What you will do >>
(a) From the list of issues, output the stretch from "(ii) Whether the" through "entitled to damages." unchanged.
(b) Return, character for character, the stretch of the records from the line containing "table-row xyxy=(1,435,1145,474)" through the line containing "cell-collection-date: 2020/9/8 xyxy=(105,281,277,320)", both included, and nothing else.

== Document segment

1. Whether clause 2 of the Deed of Compromise made the 9th day of November 1999 constituted a valid renunciation of the rights title and interest of the estate of Hakim in respect of the lands and improvements contained in Certificate of Title No. 11668 (part of) being Lot 6 on DP 6731 in favour of the Plaintiffs.


2. Whether the execution of the Deed of Compromise by Jaitun Bibi was lawfully obtained.


3. Whether the Plaintiffs are entitled to:-


(i) A declaration the Plaintiffs are entitled to be registered as proprietors of the one undivided fourth share registered in the name of Mohammed Hakim in the land comprised and described in Certificate of Title No. 34147;

(ii) Whether the First Defendant is estopped from denying the assignment of the one undivided fourth share of the estate of Hakim to the Plaintiffs;

(iii) Whether the Plaintiffs are entitled to an Order of this Honourable Court that the First Defendant do all things necessary to convey to the Plaintiffs a registrable transfer of the one divided fourth share of the estate of Hakim to the Plaintiff.
  1. Whether the First Defendant was guilty of fraud in attempting to procure the registration of the one fourth share of the estate of Hakim in the lands comprised and described in Certificate of Title No. 34147.
  2. Whether the Plaintiffs are entitled to damages.

====
== Data rows

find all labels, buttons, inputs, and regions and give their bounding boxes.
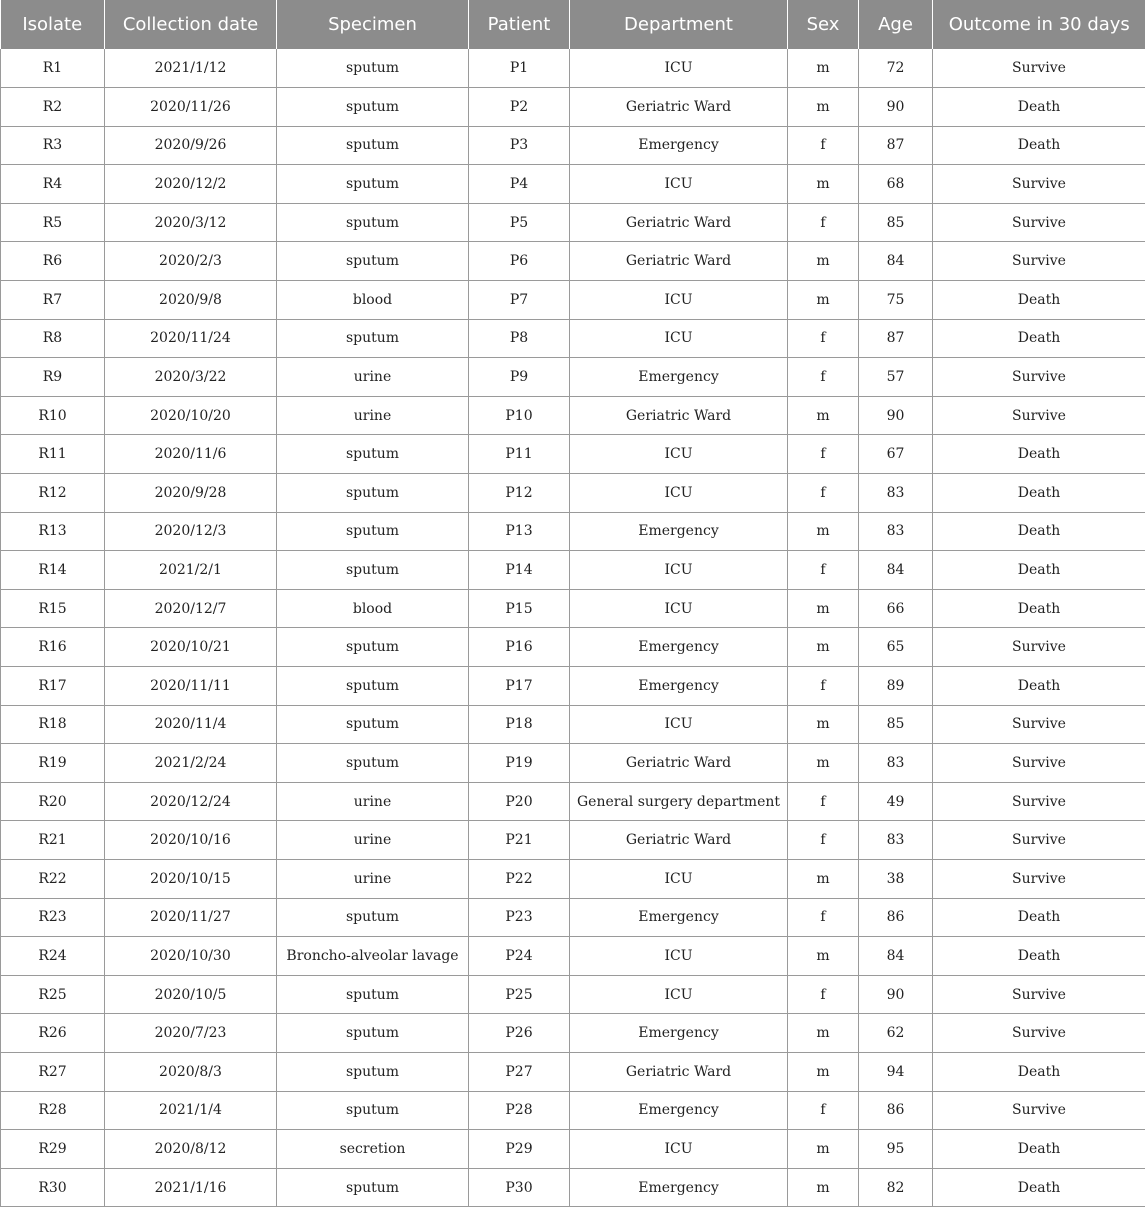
table-row xyxy=(1,435,1145,474)
cell-specimen: sputum xyxy=(277,319,469,358)
cell-department: ICU xyxy=(570,435,788,474)
table-body xyxy=(1,49,1145,1207)
cell-department: Emergency xyxy=(570,1168,788,1207)
cell-isolate: R7 xyxy=(1,281,105,320)
cell-department: Emergency xyxy=(570,512,788,551)
cell-collection-date: 2020/10/21 xyxy=(105,628,277,667)
cell-collection-date: 2020/12/7 xyxy=(105,589,277,628)
cell-outcome: Death xyxy=(933,281,1145,320)
cell-specimen: sputum xyxy=(277,898,469,937)
cell-age: 72 xyxy=(859,49,933,88)
cell-isolate: R13 xyxy=(1,512,105,551)
cell-department: ICU xyxy=(570,165,788,204)
cell-patient: P14 xyxy=(469,551,570,590)
cell-collection-date: 2020/9/8 xyxy=(105,281,277,320)
cell-age: 95 xyxy=(859,1130,933,1169)
header-specimen: Specimen xyxy=(277,0,469,49)
cell-age: 89 xyxy=(859,667,933,706)
cell-sex: m xyxy=(788,49,859,88)
cell-patient: P25 xyxy=(469,975,570,1014)
table-row xyxy=(1,319,1145,358)
cell-specimen: sputum xyxy=(277,165,469,204)
cell-collection-date: 2020/12/24 xyxy=(105,782,277,821)
cell-patient: P5 xyxy=(469,203,570,242)
cell-age: 86 xyxy=(859,1091,933,1130)
cell-sex: m xyxy=(788,937,859,976)
cell-patient: P17 xyxy=(469,667,570,706)
cell-department: Emergency xyxy=(570,1014,788,1053)
cell-age: 87 xyxy=(859,126,933,165)
cell-age: 49 xyxy=(859,782,933,821)
cell-sex: f xyxy=(788,821,859,860)
cell-specimen: sputum xyxy=(277,474,469,513)
cell-sex: f xyxy=(788,319,859,358)
cell-sex: f xyxy=(788,474,859,513)
table-row xyxy=(1,1014,1145,1053)
cell-department: Geriatric Ward xyxy=(570,88,788,127)
cell-specimen: sputum xyxy=(277,628,469,667)
cell-department: Emergency xyxy=(570,126,788,165)
cell-patient: P2 xyxy=(469,88,570,127)
cell-sex: f xyxy=(788,435,859,474)
cell-collection-date: 2020/12/2 xyxy=(105,165,277,204)
table-row xyxy=(1,975,1145,1014)
cell-outcome: Death xyxy=(933,937,1145,976)
table-row xyxy=(1,49,1145,88)
cell-department: General surgery department xyxy=(570,782,788,821)
cell-sex: f xyxy=(788,551,859,590)
table-row xyxy=(1,281,1145,320)
cell-specimen: Broncho-alveolar lavage xyxy=(277,937,469,976)
cell-department: Emergency xyxy=(570,898,788,937)
cell-isolate: R22 xyxy=(1,859,105,898)
cell-collection-date: 2020/10/16 xyxy=(105,821,277,860)
cell-outcome: Death xyxy=(933,512,1145,551)
cell-sex: m xyxy=(788,744,859,783)
cell-collection-date: 2020/11/11 xyxy=(105,667,277,706)
cell-isolate: R17 xyxy=(1,667,105,706)
cell-specimen: urine xyxy=(277,821,469,860)
cell-sex: f xyxy=(788,1091,859,1130)
cell-collection-date: 2020/10/30 xyxy=(105,937,277,976)
cell-age: 94 xyxy=(859,1052,933,1091)
cell-specimen: urine xyxy=(277,782,469,821)
cell-outcome: Death xyxy=(933,88,1145,127)
cell-patient: P22 xyxy=(469,859,570,898)
cell-collection-date: 2020/9/28 xyxy=(105,474,277,513)
cell-sex: f xyxy=(788,203,859,242)
cell-collection-date: 2020/2/3 xyxy=(105,242,277,281)
cell-collection-date: 2020/8/12 xyxy=(105,1130,277,1169)
cell-sex: m xyxy=(788,512,859,551)
table-row xyxy=(1,782,1145,821)
cell-age: 86 xyxy=(859,898,933,937)
cell-outcome: Survive xyxy=(933,1014,1145,1053)
cell-isolate: R16 xyxy=(1,628,105,667)
cell-age: 90 xyxy=(859,88,933,127)
cell-outcome: Death xyxy=(933,1130,1145,1169)
cell-isolate: R12 xyxy=(1,474,105,513)
cell-department: ICU xyxy=(570,937,788,976)
cell-department: ICU xyxy=(570,1130,788,1169)
cell-patient: P27 xyxy=(469,1052,570,1091)
cell-isolate: R11 xyxy=(1,435,105,474)
cell-sex: m xyxy=(788,1052,859,1091)
cell-sex: m xyxy=(788,281,859,320)
table-row xyxy=(1,1052,1145,1091)
cell-specimen: sputum xyxy=(277,435,469,474)
cell-patient: P24 xyxy=(469,937,570,976)
cell-age: 67 xyxy=(859,435,933,474)
cell-collection-date: 2020/11/26 xyxy=(105,88,277,127)
cell-collection-date: 2021/1/4 xyxy=(105,1091,277,1130)
cell-specimen: sputum xyxy=(277,49,469,88)
table-row xyxy=(1,744,1145,783)
cell-isolate: R15 xyxy=(1,589,105,628)
cell-collection-date: 2020/3/22 xyxy=(105,358,277,397)
table-row xyxy=(1,1130,1145,1169)
cell-collection-date: 2021/1/12 xyxy=(105,49,277,88)
cell-outcome: Death xyxy=(933,1052,1145,1091)
cell-isolate: R30 xyxy=(1,1168,105,1207)
cell-collection-date: 2020/10/15 xyxy=(105,859,277,898)
cell-outcome: Survive xyxy=(933,744,1145,783)
cell-sex: f xyxy=(788,898,859,937)
table-row xyxy=(1,1091,1145,1130)
table-row xyxy=(1,937,1145,976)
cell-department: Geriatric Ward xyxy=(570,203,788,242)
cell-patient: P11 xyxy=(469,435,570,474)
table-row xyxy=(1,165,1145,204)
cell-department: Geriatric Ward xyxy=(570,1052,788,1091)
cell-patient: P21 xyxy=(469,821,570,860)
cell-department: Geriatric Ward xyxy=(570,821,788,860)
table-row xyxy=(1,358,1145,397)
cell-isolate: R20 xyxy=(1,782,105,821)
cell-collection-date: 2021/2/1 xyxy=(105,551,277,590)
cell-department: Emergency xyxy=(570,628,788,667)
cell-specimen: sputum xyxy=(277,203,469,242)
cell-age: 65 xyxy=(859,628,933,667)
cell-isolate: R2 xyxy=(1,88,105,127)
cell-isolate: R28 xyxy=(1,1091,105,1130)
cell-age: 85 xyxy=(859,705,933,744)
cell-specimen: urine xyxy=(277,396,469,435)
cell-department: ICU xyxy=(570,319,788,358)
cell-age: 90 xyxy=(859,396,933,435)
cell-age: 83 xyxy=(859,821,933,860)
cell-collection-date: 2020/11/4 xyxy=(105,705,277,744)
table-row xyxy=(1,242,1145,281)
cell-isolate: R24 xyxy=(1,937,105,976)
cell-sex: m xyxy=(788,242,859,281)
cell-specimen: secretion xyxy=(277,1130,469,1169)
cell-sex: m xyxy=(788,1168,859,1207)
cell-patient: P10 xyxy=(469,396,570,435)
cell-outcome: Death xyxy=(933,551,1145,590)
cell-sex: f xyxy=(788,782,859,821)
cell-outcome: Survive xyxy=(933,396,1145,435)
cell-age: 84 xyxy=(859,937,933,976)
cell-department: Geriatric Ward xyxy=(570,242,788,281)
cell-outcome: Death xyxy=(933,435,1145,474)
cell-isolate: R25 xyxy=(1,975,105,1014)
cell-patient: P13 xyxy=(469,512,570,551)
cell-isolate: R6 xyxy=(1,242,105,281)
cell-outcome: Survive xyxy=(933,628,1145,667)
cell-outcome: Death xyxy=(933,474,1145,513)
cell-patient: P26 xyxy=(469,1014,570,1053)
table-row xyxy=(1,396,1145,435)
cell-collection-date: 2020/3/12 xyxy=(105,203,277,242)
cell-isolate: R14 xyxy=(1,551,105,590)
cell-sex: m xyxy=(788,396,859,435)
cell-isolate: R29 xyxy=(1,1130,105,1169)
header-outcome: Outcome in 30 days xyxy=(933,0,1145,49)
cell-patient: P23 xyxy=(469,898,570,937)
header-patient: Patient xyxy=(469,0,570,49)
cell-isolate: R21 xyxy=(1,821,105,860)
cell-department: ICU xyxy=(570,281,788,320)
cell-sex: f xyxy=(788,667,859,706)
cell-outcome: Death xyxy=(933,126,1145,165)
cell-outcome: Survive xyxy=(933,782,1145,821)
table-row xyxy=(1,512,1145,551)
cell-age: 66 xyxy=(859,589,933,628)
cell-sex: m xyxy=(788,88,859,127)
cell-outcome: Death xyxy=(933,1168,1145,1207)
cell-department: ICU xyxy=(570,49,788,88)
cell-department: ICU xyxy=(570,551,788,590)
cell-age: 83 xyxy=(859,512,933,551)
table-row xyxy=(1,589,1145,628)
cell-isolate: R26 xyxy=(1,1014,105,1053)
cell-outcome: Survive xyxy=(933,821,1145,860)
cell-specimen: sputum xyxy=(277,1091,469,1130)
cell-sex: f xyxy=(788,358,859,397)
cell-specimen: blood xyxy=(277,281,469,320)
header-isolate: Isolate xyxy=(1,0,105,49)
cell-outcome: Death xyxy=(933,898,1145,937)
cell-sex: m xyxy=(788,705,859,744)
cell-patient: P29 xyxy=(469,1130,570,1169)
cell-isolate: R18 xyxy=(1,705,105,744)
cell-age: 62 xyxy=(859,1014,933,1053)
table-row xyxy=(1,667,1145,706)
cell-patient: P6 xyxy=(469,242,570,281)
cell-sex: m xyxy=(788,859,859,898)
cell-specimen: blood xyxy=(277,589,469,628)
cell-isolate: R9 xyxy=(1,358,105,397)
table-row xyxy=(1,628,1145,667)
cell-department: Emergency xyxy=(570,358,788,397)
cell-collection-date: 2020/11/27 xyxy=(105,898,277,937)
cell-outcome: Survive xyxy=(933,49,1145,88)
cell-patient: P28 xyxy=(469,1091,570,1130)
cell-outcome: Survive xyxy=(933,358,1145,397)
cell-outcome: Death xyxy=(933,667,1145,706)
cell-age: 82 xyxy=(859,1168,933,1207)
table-row xyxy=(1,203,1145,242)
table-row xyxy=(1,126,1145,165)
cell-sex: f xyxy=(788,975,859,1014)
cell-age: 84 xyxy=(859,551,933,590)
cell-specimen: sputum xyxy=(277,1014,469,1053)
cell-patient: P15 xyxy=(469,589,570,628)
cell-department: ICU xyxy=(570,859,788,898)
table-row xyxy=(1,88,1145,127)
cell-outcome: Survive xyxy=(933,975,1145,1014)
cell-outcome: Survive xyxy=(933,859,1145,898)
cell-patient: P20 xyxy=(469,782,570,821)
cell-department: Geriatric Ward xyxy=(570,396,788,435)
table-row xyxy=(1,859,1145,898)
cell-specimen: sputum xyxy=(277,1052,469,1091)
cell-specimen: sputum xyxy=(277,126,469,165)
cell-patient: P3 xyxy=(469,126,570,165)
cell-isolate: R1 xyxy=(1,49,105,88)
cell-sex: m xyxy=(788,1014,859,1053)
cell-outcome: Survive xyxy=(933,705,1145,744)
cell-specimen: sputum xyxy=(277,242,469,281)
cell-age: 90 xyxy=(859,975,933,1014)
cell-collection-date: 2020/10/20 xyxy=(105,396,277,435)
cell-sex: f xyxy=(788,126,859,165)
cell-specimen: sputum xyxy=(277,705,469,744)
cell-specimen: sputum xyxy=(277,88,469,127)
cell-patient: P30 xyxy=(469,1168,570,1207)
cell-isolate: R5 xyxy=(1,203,105,242)
table-row xyxy=(1,821,1145,860)
cell-sex: m xyxy=(788,628,859,667)
cell-department: ICU xyxy=(570,705,788,744)
cell-age: 38 xyxy=(859,859,933,898)
header-sex: Sex xyxy=(788,0,859,49)
cell-specimen: sputum xyxy=(277,975,469,1014)
cell-isolate: R8 xyxy=(1,319,105,358)
cell-department: Geriatric Ward xyxy=(570,744,788,783)
cell-department: ICU xyxy=(570,975,788,1014)
cell-patient: P9 xyxy=(469,358,570,397)
cell-age: 68 xyxy=(859,165,933,204)
cell-collection-date: 2020/11/6 xyxy=(105,435,277,474)
cell-patient: P1 xyxy=(469,49,570,88)
cell-specimen: sputum xyxy=(277,744,469,783)
cell-patient: P19 xyxy=(469,744,570,783)
cell-age: 87 xyxy=(859,319,933,358)
cell-collection-date: 2020/9/26 xyxy=(105,126,277,165)
cell-patient: P4 xyxy=(469,165,570,204)
cell-specimen: sputum xyxy=(277,667,469,706)
cell-isolate: R3 xyxy=(1,126,105,165)
cell-collection-date: 2021/2/24 xyxy=(105,744,277,783)
cell-collection-date: 2020/12/3 xyxy=(105,512,277,551)
cell-specimen: sputum xyxy=(277,551,469,590)
header-row xyxy=(1,0,1145,49)
header-department: Department xyxy=(570,0,788,49)
cell-department: ICU xyxy=(570,589,788,628)
cell-isolate: R27 xyxy=(1,1052,105,1091)
cell-outcome: Survive xyxy=(933,165,1145,204)
cell-outcome: Death xyxy=(933,589,1145,628)
cell-collection-date: 2020/10/5 xyxy=(105,975,277,1014)
cell-department: ICU xyxy=(570,474,788,513)
cell-isolate: R19 xyxy=(1,744,105,783)
cell-patient: P18 xyxy=(469,705,570,744)
cell-department: Emergency xyxy=(570,1091,788,1130)
header-collection-date: Collection date xyxy=(105,0,277,49)
table-row xyxy=(1,1168,1145,1207)
cell-isolate: R23 xyxy=(1,898,105,937)
header-age: Age xyxy=(859,0,933,49)
cell-isolate: R10 xyxy=(1,396,105,435)
cell-patient: P8 xyxy=(469,319,570,358)
cell-patient: P7 xyxy=(469,281,570,320)
cell-specimen: sputum xyxy=(277,1168,469,1207)
cell-collection-date: 2020/11/24 xyxy=(105,319,277,358)
cell-age: 85 xyxy=(859,203,933,242)
table-row xyxy=(1,551,1145,590)
table-header xyxy=(1,0,1145,49)
cell-patient: P12 xyxy=(469,474,570,513)
cell-specimen: urine xyxy=(277,358,469,397)
cell-sex: m xyxy=(788,165,859,204)
cell-collection-date: 2021/1/16 xyxy=(105,1168,277,1207)
cell-collection-date: 2020/7/23 xyxy=(105,1014,277,1053)
cell-outcome: Survive xyxy=(933,1091,1145,1130)
cell-department: Emergency xyxy=(570,667,788,706)
cell-isolate: R4 xyxy=(1,165,105,204)
table-row xyxy=(1,705,1145,744)
cell-specimen: urine xyxy=(277,859,469,898)
table-row xyxy=(1,474,1145,513)
cell-patient: P16 xyxy=(469,628,570,667)
cell-sex: m xyxy=(788,1130,859,1169)
cell-collection-date: 2020/8/3 xyxy=(105,1052,277,1091)
cell-sex: m xyxy=(788,589,859,628)
cell-outcome: Survive xyxy=(933,203,1145,242)
cell-age: 57 xyxy=(859,358,933,397)
cell-age: 75 xyxy=(859,281,933,320)
cell-outcome: Death xyxy=(933,319,1145,358)
cell-outcome: Survive xyxy=(933,242,1145,281)
cell-specimen: sputum xyxy=(277,512,469,551)
cell-age: 84 xyxy=(859,242,933,281)
table-row xyxy=(1,898,1145,937)
cell-age: 83 xyxy=(859,474,933,513)
cell-age: 83 xyxy=(859,744,933,783)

====

Written answers >>
(a)
(ii) Whether the First Defendant is estopped from denying the assignment of the one undivided fourth share of the estate of Hakim to the Plaintiffs;

(iii) Whether the Plaintiffs are entitled to an Order of this Honourable Court that the First Defendant do all things necessary to convey to the Plaintiffs a registrable transfer of the one divided fourth share of the estate of Hakim to the Plaintiff.
  1. Whether the First Defendant was guilty of fraud in attempting to procure the registration of the one fourth share of the estate of Hakim in the lands comprised and described in Certificate of Title No. 34147.
  2. Whether the Plaintiffs are entitled to damages.

(b)
table-row xyxy=(1,435,1145,474)
cell-specimen: sputum xyxy=(277,319,469,358)
cell-department: ICU xyxy=(570,435,788,474)
table-body xyxy=(1,49,1145,1207)
cell-department: Emergency xyxy=(570,1168,788,1207)
cell-isolate: R7 xyxy=(1,281,105,320)
cell-department: Emergency xyxy=(570,512,788,551)
cell-collection-date: 2020/10/21 xyxy=(105,628,277,667)
cell-collection-date: 2020/12/7 xyxy=(105,589,277,628)
cell-outcome: Death xyxy=(933,281,1145,320)
cell-specimen: sputum xyxy=(277,898,469,937)
cell-age: 72 xyxy=(859,49,933,88)
cell-isolate: R13 xyxy=(1,512,105,551)
cell-department: ICU xyxy=(570,165,788,204)
cell-patient: P14 xyxy=(469,551,570,590)
cell-collection-date: 2020/9/8 xyxy=(105,281,277,320)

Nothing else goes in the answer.